## Provided material
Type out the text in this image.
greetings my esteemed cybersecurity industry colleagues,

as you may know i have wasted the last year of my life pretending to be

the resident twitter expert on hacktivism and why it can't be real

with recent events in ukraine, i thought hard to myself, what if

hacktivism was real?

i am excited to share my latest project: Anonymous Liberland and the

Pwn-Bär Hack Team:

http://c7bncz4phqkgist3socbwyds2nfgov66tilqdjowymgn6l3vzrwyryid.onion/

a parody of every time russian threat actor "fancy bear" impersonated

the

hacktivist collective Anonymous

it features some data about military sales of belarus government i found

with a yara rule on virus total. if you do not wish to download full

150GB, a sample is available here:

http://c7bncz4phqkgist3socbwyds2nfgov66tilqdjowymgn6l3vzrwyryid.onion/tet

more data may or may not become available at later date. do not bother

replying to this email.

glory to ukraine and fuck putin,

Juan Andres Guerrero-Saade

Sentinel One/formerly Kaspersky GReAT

## What this task involves
Write the listing out again, word for word.

## Answer
Type out the text in this image.
greetings my esteemed cybersecurity industry colleagues,

as you may know i have wasted the last year of my life pretending to be

the resident twitter expert on hacktivism and why it can't be real

with recent events in ukraine, i thought hard to myself, what if

hacktivism was real?

i am excited to share my latest project: Anonymous Liberland and the

Pwn-Bär Hack Team:

http://c7bncz4phqkgist3socbwyds2nfgov66tilqdjowymgn6l3vzrwyryid.onion/

a parody of every time russian threat actor "fancy bear" impersonated

the

hacktivist collective Anonymous

it features some data about military sales of belarus government i found

with a yara rule on virus total. if you do not wish to download full

150GB, a sample is available here:

http://c7bncz4phqkgist3socbwyds2nfgov66tilqdjowymgn6l3vzrwyryid.onion/tet

more data may or may not become available at later date. do not bother

replying to this email.

glory to ukraine and fuck putin,

Juan Andres Guerrero-Saade

Sentinel One/formerly Kaspersky GReAT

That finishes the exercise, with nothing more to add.